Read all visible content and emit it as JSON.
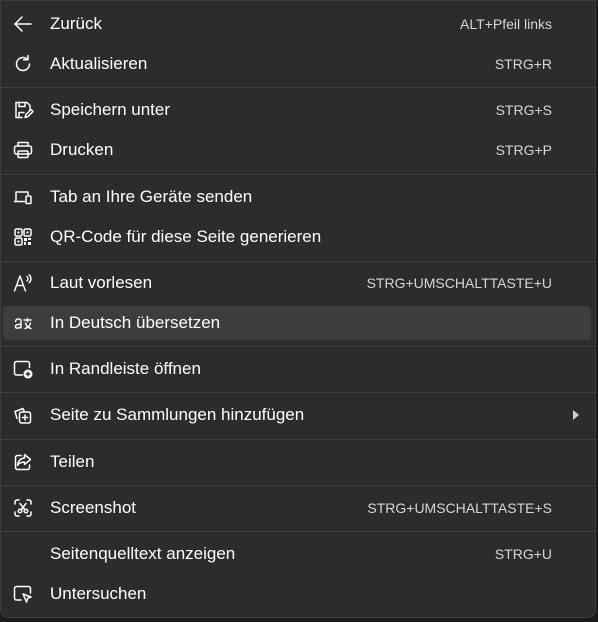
{
  "menu": {
    "items": [
      {
        "label": "Zurück",
        "shortcut": "ALT+Pfeil links",
        "icon": "arrow-left-icon"
      },
      {
        "label": "Aktualisieren",
        "shortcut": "STRG+R",
        "icon": "refresh-icon"
      },
      {
        "label": "Speichern unter",
        "shortcut": "STRG+S",
        "icon": "save-as-icon"
      },
      {
        "label": "Drucken",
        "shortcut": "STRG+P",
        "icon": "printer-icon"
      },
      {
        "label": "Tab an Ihre Geräte senden",
        "shortcut": "",
        "icon": "send-to-devices-icon"
      },
      {
        "label": "QR-Code für diese Seite generieren",
        "shortcut": "",
        "icon": "qr-code-icon"
      },
      {
        "label": "Laut vorlesen",
        "shortcut": "STRG+UMSCHALTTASTE+U",
        "icon": "read-aloud-icon"
      },
      {
        "label": "In Deutsch übersetzen",
        "shortcut": "",
        "icon": "translate-icon"
      },
      {
        "label": "In Randleiste öffnen",
        "shortcut": "",
        "icon": "sidebar-add-icon"
      },
      {
        "label": "Seite zu Sammlungen hinzufügen",
        "shortcut": "",
        "icon": "collections-add-icon"
      },
      {
        "label": "Teilen",
        "shortcut": "",
        "icon": "share-icon"
      },
      {
        "label": "Screenshot",
        "shortcut": "STRG+UMSCHALTTASTE+S",
        "icon": "screenshot-icon"
      },
      {
        "label": "Seitenquelltext anzeigen",
        "shortcut": "STRG+U",
        "icon": ""
      },
      {
        "label": "Untersuchen",
        "shortcut": "",
        "icon": "inspect-icon"
      }
    ]
  },
  "colors": {
    "menu_background": "#2c2c2c",
    "highlight": "#3d3d3d",
    "divider": "#3f3f3f",
    "text": "#ffffff",
    "shortcut_text": "#d6d6d6"
  }
}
--
What you will do:
Copy the listing in full and without alteration, omitting every picture.

Result:
Read all visible content and emit it as JSON.
{
  "menu": {
    "items": [
      {
        "label": "Zurück",
        "shortcut": "ALT+Pfeil links",
        "icon": "arrow-left-icon"
      },
      {
        "label": "Aktualisieren",
        "shortcut": "STRG+R",
        "icon": "refresh-icon"
      },
      {
        "label": "Speichern unter",
        "shortcut": "STRG+S",
        "icon": "save-as-icon"
      },
      {
        "label": "Drucken",
        "shortcut": "STRG+P",
        "icon": "printer-icon"
      },
      {
        "label": "Tab an Ihre Geräte senden",
        "shortcut": "",
        "icon": "send-to-devices-icon"
      },
      {
        "label": "QR-Code für diese Seite generieren",
        "shortcut": "",
        "icon": "qr-code-icon"
      },
      {
        "label": "Laut vorlesen",
        "shortcut": "STRG+UMSCHALTTASTE+U",
        "icon": "read-aloud-icon"
      },
      {
        "label": "In Deutsch übersetzen",
        "shortcut": "",
        "icon": "translate-icon"
      },
      {
        "label": "In Randleiste öffnen",
        "shortcut": "",
        "icon": "sidebar-add-icon"
      },
      {
        "label": "Seite zu Sammlungen hinzufügen",
        "shortcut": "",
        "icon": "collections-add-icon"
      },
      {
        "label": "Teilen",
        "shortcut": "",
        "icon": "share-icon"
      },
      {
        "label": "Screenshot",
        "shortcut": "STRG+UMSCHALTTASTE+S",
        "icon": "screenshot-icon"
      },
      {
        "label": "Seitenquelltext anzeigen",
        "shortcut": "STRG+U",
        "icon": ""
      },
      {
        "label": "Untersuchen",
        "shortcut": "",
        "icon": "inspect-icon"
      }
    ]
  },
  "colors": {
    "menu_background": "#2c2c2c",
    "highlight": "#3d3d3d",
    "divider": "#3f3f3f",
    "text": "#ffffff",
    "shortcut_text": "#d6d6d6"
  }
}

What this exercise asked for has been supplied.